What to produce: Show each line of the data below that has the string "มประมวลกฎหมายว" in it.

Records supplied:

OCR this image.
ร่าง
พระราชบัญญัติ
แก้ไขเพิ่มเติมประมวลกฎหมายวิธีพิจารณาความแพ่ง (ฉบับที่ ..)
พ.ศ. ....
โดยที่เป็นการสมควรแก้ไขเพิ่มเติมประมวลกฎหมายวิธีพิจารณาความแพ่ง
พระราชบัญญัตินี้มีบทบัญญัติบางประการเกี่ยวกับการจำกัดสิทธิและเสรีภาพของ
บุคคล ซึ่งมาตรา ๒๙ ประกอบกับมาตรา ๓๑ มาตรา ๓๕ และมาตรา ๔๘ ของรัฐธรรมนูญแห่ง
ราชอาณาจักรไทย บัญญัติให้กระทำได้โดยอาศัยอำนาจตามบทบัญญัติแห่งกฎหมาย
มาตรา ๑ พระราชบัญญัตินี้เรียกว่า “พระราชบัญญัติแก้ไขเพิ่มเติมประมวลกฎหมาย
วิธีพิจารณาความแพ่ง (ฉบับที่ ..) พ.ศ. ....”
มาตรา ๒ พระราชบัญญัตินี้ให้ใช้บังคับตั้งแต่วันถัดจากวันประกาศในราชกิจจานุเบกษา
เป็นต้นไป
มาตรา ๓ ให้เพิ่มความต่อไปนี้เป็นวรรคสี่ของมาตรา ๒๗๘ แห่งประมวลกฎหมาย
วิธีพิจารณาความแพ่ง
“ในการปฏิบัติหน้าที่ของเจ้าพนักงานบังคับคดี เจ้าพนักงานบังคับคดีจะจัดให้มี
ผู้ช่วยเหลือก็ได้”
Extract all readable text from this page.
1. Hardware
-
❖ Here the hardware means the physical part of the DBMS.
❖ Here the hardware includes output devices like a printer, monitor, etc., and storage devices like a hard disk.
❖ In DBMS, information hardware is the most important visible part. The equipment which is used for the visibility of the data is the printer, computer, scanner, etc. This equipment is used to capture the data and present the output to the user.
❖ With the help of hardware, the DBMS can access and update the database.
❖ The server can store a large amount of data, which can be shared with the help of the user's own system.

The response:
แก้ไขเพิ่มเติมประมวลกฎหมายวิธีพิจารณาความแพ่ง (ฉบับที่ ..)
โดยที่เป็นการสมควรแก้ไขเพิ่มเติมประมวลกฎหมายวิธีพิจารณาความแพ่ง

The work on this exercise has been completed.